_Exercise prompt_
Copy whichever lines of the data hold the word "Komposisi".

_Input data_
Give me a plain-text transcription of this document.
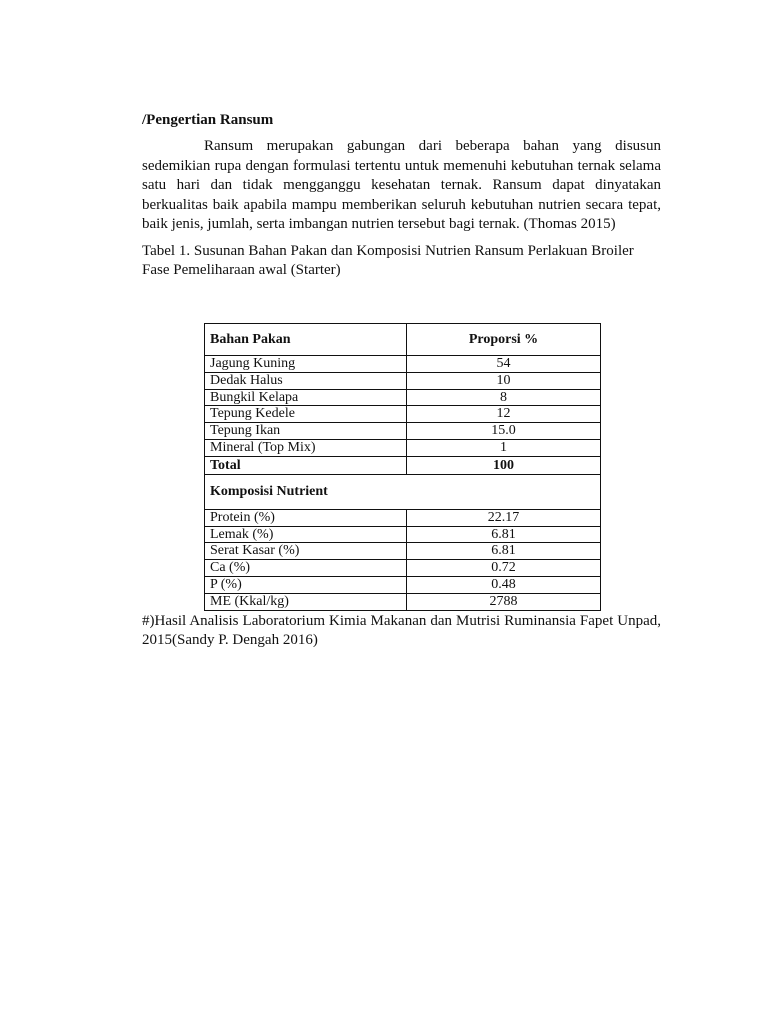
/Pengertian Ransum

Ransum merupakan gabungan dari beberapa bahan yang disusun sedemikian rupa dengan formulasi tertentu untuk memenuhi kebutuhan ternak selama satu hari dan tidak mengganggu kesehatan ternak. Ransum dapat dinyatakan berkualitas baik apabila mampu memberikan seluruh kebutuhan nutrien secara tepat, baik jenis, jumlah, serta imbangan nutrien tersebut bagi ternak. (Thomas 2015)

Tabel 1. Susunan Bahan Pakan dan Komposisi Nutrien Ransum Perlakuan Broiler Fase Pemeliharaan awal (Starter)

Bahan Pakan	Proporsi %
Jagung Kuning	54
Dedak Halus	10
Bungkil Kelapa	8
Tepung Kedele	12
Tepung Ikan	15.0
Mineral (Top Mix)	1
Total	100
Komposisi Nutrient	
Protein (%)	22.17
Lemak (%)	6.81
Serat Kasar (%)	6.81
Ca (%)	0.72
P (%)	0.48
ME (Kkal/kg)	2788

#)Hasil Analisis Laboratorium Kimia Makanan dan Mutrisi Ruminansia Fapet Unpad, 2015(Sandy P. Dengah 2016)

_Reply to the task_
Tabel 1. Susunan Bahan Pakan dan Komposisi Nutrien Ransum Perlakuan Broiler Fase Pemeliharaan awal (Starter)
Komposisi Nutrient	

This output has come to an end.